#### [REQUIREMENT]
Find the string "name" and gather every line that holds it.
===== RECORD SET
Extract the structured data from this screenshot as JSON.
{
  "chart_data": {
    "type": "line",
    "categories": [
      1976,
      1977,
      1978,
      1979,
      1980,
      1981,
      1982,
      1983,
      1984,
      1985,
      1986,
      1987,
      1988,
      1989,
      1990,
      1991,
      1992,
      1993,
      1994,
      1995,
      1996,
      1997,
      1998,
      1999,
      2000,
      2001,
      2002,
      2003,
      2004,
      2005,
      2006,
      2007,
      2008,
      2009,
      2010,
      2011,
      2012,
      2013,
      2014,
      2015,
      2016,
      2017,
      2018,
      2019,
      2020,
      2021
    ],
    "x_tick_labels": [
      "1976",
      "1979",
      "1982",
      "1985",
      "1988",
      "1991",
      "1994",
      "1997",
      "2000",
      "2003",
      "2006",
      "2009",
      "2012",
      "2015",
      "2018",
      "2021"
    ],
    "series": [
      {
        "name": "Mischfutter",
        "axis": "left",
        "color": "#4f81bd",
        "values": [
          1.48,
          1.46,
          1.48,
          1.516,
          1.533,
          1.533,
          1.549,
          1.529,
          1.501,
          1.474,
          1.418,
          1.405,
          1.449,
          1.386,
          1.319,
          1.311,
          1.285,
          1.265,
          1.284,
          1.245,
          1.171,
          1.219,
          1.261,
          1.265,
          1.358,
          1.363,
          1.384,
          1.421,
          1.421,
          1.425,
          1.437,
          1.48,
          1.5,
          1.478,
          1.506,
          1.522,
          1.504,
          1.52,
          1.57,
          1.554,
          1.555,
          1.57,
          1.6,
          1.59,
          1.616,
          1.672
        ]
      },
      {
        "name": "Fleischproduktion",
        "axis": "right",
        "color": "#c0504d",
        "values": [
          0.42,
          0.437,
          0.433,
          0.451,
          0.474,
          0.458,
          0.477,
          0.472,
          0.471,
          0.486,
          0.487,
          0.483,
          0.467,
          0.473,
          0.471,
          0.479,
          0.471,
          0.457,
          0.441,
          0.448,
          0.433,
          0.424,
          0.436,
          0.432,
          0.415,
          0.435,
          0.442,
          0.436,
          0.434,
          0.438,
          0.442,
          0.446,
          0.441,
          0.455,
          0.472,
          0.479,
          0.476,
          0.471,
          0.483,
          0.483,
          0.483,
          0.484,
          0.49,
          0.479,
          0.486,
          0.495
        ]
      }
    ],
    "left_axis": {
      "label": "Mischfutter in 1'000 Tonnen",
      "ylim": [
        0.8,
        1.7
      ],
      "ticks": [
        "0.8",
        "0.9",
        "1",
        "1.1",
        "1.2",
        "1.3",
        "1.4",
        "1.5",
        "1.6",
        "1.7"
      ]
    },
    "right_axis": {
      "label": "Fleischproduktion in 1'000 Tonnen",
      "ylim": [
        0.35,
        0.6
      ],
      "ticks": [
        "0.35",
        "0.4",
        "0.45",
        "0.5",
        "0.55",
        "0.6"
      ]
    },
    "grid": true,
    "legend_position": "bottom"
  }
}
==========
#### [OUTPUT OF THE TASK]
        "name": "Mischfutter",
        "name": "Fleischproduktion",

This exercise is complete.